------ Data supplied
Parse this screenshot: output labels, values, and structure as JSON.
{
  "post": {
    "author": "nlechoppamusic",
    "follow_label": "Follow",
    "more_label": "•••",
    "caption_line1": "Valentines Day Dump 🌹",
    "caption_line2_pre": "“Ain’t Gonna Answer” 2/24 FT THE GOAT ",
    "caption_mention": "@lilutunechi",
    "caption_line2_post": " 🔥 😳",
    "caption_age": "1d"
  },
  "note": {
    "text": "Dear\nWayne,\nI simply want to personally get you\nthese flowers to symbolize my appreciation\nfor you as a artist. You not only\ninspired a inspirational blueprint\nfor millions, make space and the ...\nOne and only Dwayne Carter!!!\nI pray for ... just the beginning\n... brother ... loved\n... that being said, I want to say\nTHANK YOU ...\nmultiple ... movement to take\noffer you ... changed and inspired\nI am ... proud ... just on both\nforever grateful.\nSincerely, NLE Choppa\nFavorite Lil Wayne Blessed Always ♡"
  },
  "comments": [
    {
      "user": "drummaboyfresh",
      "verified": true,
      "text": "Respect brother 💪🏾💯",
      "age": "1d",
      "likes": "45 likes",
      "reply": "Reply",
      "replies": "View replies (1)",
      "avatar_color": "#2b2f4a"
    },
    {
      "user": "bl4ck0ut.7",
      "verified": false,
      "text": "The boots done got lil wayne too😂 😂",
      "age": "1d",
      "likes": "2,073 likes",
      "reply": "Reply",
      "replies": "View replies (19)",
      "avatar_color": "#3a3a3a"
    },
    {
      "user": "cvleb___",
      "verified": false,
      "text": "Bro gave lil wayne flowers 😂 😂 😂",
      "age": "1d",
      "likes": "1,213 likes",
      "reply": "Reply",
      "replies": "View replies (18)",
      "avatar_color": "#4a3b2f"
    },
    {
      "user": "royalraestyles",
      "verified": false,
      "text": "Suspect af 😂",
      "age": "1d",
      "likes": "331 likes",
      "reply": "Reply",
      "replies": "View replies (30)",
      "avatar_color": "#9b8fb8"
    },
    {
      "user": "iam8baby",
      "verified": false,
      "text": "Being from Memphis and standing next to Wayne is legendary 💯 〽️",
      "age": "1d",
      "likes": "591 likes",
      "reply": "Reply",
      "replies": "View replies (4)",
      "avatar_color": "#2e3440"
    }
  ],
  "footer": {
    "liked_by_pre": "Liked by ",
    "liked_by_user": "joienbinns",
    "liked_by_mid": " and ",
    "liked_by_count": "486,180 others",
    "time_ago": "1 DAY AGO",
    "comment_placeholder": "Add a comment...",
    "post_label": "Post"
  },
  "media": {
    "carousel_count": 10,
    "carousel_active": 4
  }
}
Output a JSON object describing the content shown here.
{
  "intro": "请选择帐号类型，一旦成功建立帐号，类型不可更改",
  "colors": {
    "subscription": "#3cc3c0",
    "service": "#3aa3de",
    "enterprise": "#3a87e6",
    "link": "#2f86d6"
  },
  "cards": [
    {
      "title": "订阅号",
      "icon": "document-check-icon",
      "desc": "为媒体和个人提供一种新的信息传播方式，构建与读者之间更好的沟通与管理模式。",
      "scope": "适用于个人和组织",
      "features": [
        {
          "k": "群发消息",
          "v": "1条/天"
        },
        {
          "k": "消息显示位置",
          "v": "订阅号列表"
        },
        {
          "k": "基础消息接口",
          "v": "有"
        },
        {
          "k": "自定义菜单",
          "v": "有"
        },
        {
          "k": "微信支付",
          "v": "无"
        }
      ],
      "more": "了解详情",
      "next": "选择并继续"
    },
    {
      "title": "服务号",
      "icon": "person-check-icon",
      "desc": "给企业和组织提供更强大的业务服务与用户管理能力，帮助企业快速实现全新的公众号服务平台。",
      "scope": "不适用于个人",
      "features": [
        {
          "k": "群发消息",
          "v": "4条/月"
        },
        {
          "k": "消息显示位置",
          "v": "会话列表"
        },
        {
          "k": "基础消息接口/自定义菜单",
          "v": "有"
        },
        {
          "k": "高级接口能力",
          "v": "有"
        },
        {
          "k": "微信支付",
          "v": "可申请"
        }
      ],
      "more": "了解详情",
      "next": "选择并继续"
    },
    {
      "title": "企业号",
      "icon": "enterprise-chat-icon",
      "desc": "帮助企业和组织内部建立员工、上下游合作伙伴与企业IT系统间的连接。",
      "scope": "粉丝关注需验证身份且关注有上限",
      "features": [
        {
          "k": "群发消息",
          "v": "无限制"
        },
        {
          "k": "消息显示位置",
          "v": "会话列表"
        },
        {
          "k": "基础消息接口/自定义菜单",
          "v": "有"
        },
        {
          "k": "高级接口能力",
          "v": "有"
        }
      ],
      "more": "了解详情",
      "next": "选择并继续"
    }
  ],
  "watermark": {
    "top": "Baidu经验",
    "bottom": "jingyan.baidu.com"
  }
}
------------
_Required task:_ Give all of the entries again, word for word.

_Response:_
Parse this screenshot: output labels, values, and structure as JSON.
{
  "post": {
    "author": "nlechoppamusic",
    "follow_label": "Follow",
    "more_label": "•••",
    "caption_line1": "Valentines Day Dump 🌹",
    "caption_line2_pre": "“Ain’t Gonna Answer” 2/24 FT THE GOAT ",
    "caption_mention": "@lilutunechi",
    "caption_line2_post": " 🔥 😳",
    "caption_age": "1d"
  },
  "note": {
    "text": "Dear\nWayne,\nI simply want to personally get you\nthese flowers to symbolize my appreciation\nfor you as a artist. You not only\ninspired a inspirational blueprint\nfor millions, make space and the ...\nOne and only Dwayne Carter!!!\nI pray for ... just the beginning\n... brother ... loved\n... that being said, I want to say\nTHANK YOU ...\nmultiple ... movement to take\noffer you ... changed and inspired\nI am ... proud ... just on both\nforever grateful.\nSincerely, NLE Choppa\nFavorite Lil Wayne Blessed Always ♡"
  },
  "comments": [
    {
      "user": "drummaboyfresh",
      "verified": true,
      "text": "Respect brother 💪🏾💯",
      "age": "1d",
      "likes": "45 likes",
      "reply": "Reply",
      "replies": "View replies (1)",
      "avatar_color": "#2b2f4a"
    },
    {
      "user": "bl4ck0ut.7",
      "verified": false,
      "text": "The boots done got lil wayne too😂 😂",
      "age": "1d",
      "likes": "2,073 likes",
      "reply": "Reply",
      "replies": "View replies (19)",
      "avatar_color": "#3a3a3a"
    },
    {
      "user": "cvleb___",
      "verified": false,
      "text": "Bro gave lil wayne flowers 😂 😂 😂",
      "age": "1d",
      "likes": "1,213 likes",
      "reply": "Reply",
      "replies": "View replies (18)",
      "avatar_color": "#4a3b2f"
    },
    {
      "user": "royalraestyles",
      "verified": false,
      "text": "Suspect af 😂",
      "age": "1d",
      "likes": "331 likes",
      "reply": "Reply",
      "replies": "View replies (30)",
      "avatar_color": "#9b8fb8"
    },
    {
      "user": "iam8baby",
      "verified": false,
      "text": "Being from Memphis and standing next to Wayne is legendary 💯 〽️",
      "age": "1d",
      "likes": "591 likes",
      "reply": "Reply",
      "replies": "View replies (4)",
      "avatar_color": "#2e3440"
    }
  ],
  "footer": {
    "liked_by_pre": "Liked by ",
    "liked_by_user": "joienbinns",
    "liked_by_mid": " and ",
    "liked_by_count": "486,180 others",
    "time_ago": "1 DAY AGO",
    "comment_placeholder": "Add a comment...",
    "post_label": "Post"
  },
  "media": {
    "carousel_count": 10,
    "carousel_active": 4
  }
}
Output a JSON object describing the content shown here.
{
  "intro": "请选择帐号类型，一旦成功建立帐号，类型不可更改",
  "colors": {
    "subscription": "#3cc3c0",
    "service": "#3aa3de",
    "enterprise": "#3a87e6",
    "link": "#2f86d6"
  },
  "cards": [
    {
      "title": "订阅号",
      "icon": "document-check-icon",
      "desc": "为媒体和个人提供一种新的信息传播方式，构建与读者之间更好的沟通与管理模式。",
      "scope": "适用于个人和组织",
      "features": [
        {
          "k": "群发消息",
          "v": "1条/天"
        },
        {
          "k": "消息显示位置",
          "v": "订阅号列表"
        },
        {
          "k": "基础消息接口",
          "v": "有"
        },
        {
          "k": "自定义菜单",
          "v": "有"
        },
        {
          "k": "微信支付",
          "v": "无"
        }
      ],
      "more": "了解详情",
      "next": "选择并继续"
    },
    {
      "title": "服务号",
      "icon": "person-check-icon",
      "desc": "给企业和组织提供更强大的业务服务与用户管理能力，帮助企业快速实现全新的公众号服务平台。",
      "scope": "不适用于个人",
      "features": [
        {
          "k": "群发消息",
          "v": "4条/月"
        },
        {
          "k": "消息显示位置",
          "v": "会话列表"
        },
        {
          "k": "基础消息接口/自定义菜单",
          "v": "有"
        },
        {
          "k": "高级接口能力",
          "v": "有"
        },
        {
          "k": "微信支付",
          "v": "可申请"
        }
      ],
      "more": "了解详情",
      "next": "选择并继续"
    },
    {
      "title": "企业号",
      "icon": "enterprise-chat-icon",
      "desc": "帮助企业和组织内部建立员工、上下游合作伙伴与企业IT系统间的连接。",
      "scope": "粉丝关注需验证身份且关注有上限",
      "features": [
        {
          "k": "群发消息",
          "v": "无限制"
        },
        {
          "k": "消息显示位置",
          "v": "会话列表"
        },
        {
          "k": "基础消息接口/自定义菜单",
          "v": "有"
        },
        {
          "k": "高级接口能力",
          "v": "有"
        }
      ],
      "more": "了解详情",
      "next": "选择并继续"
    }
  ],
  "watermark": {
    "top": "Baidu经验",
    "bottom": "jingyan.baidu.com"
  }
}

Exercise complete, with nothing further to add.